Stated problem:
Leave out the pictures and restate the rest of the data exactly.

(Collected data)

"""

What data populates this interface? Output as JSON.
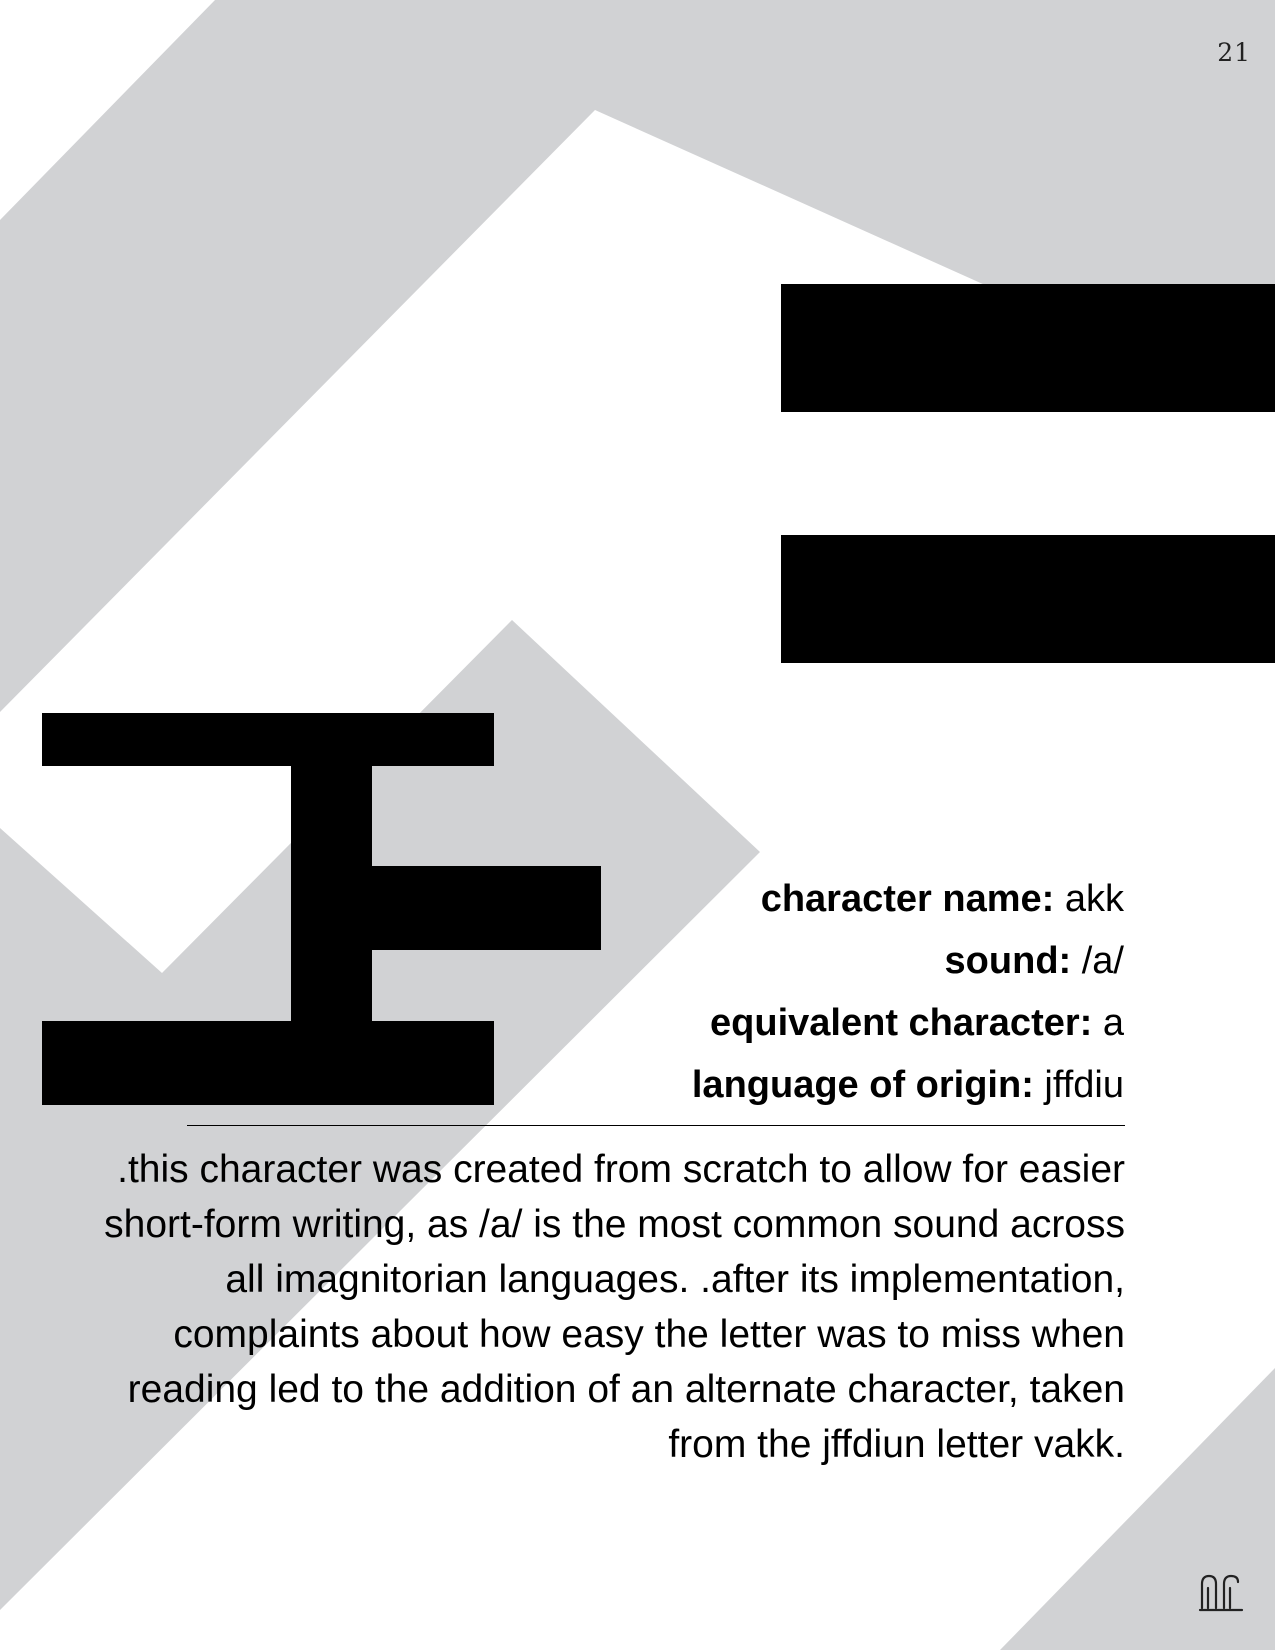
{
  "page_number": "21",
  "info": [
    {
      "label": "character name:",
      "value": " akk"
    },
    {
      "label": "sound:",
      "value": " /a/"
    },
    {
      "label": "equivalent character:",
      "value": " a"
    },
    {
      "label": "language of origin:",
      "value": " jffdiu"
    }
  ],
  "description": ".this character was created from scratch to allow for easier short-form writing, as /a/ is the most common sound across all imagnitorian languages. .after its implementation, complaints about how easy the letter was to miss when reading led to the addition of an alternate character, taken from the jffdiun letter vakk.",
  "colors": {
    "background": "#ffffff",
    "shape_gray": "#d1d2d4",
    "ink": "#000000"
  },
  "icons": {
    "footer": "script-glyph-logo-icon"
  }
}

"""

Answer below:
What data populates this interface? Output as JSON.
{
  "page_number": "21",
  "info": [
    {
      "label": "character name:",
      "value": " akk"
    },
    {
      "label": "sound:",
      "value": " /a/"
    },
    {
      "label": "equivalent character:",
      "value": " a"
    },
    {
      "label": "language of origin:",
      "value": " jffdiu"
    }
  ],
  "description": ".this character was created from scratch to allow for easier short-form writing, as /a/ is the most common sound across all imagnitorian languages. .after its implementation, complaints about how easy the letter was to miss when reading led to the addition of an alternate character, taken from the jffdiun letter vakk.",
  "colors": {
    "background": "#ffffff",
    "shape_gray": "#d1d2d4",
    "ink": "#000000"
  },
  "icons": {
    "footer": "script-glyph-logo-icon"
  }
}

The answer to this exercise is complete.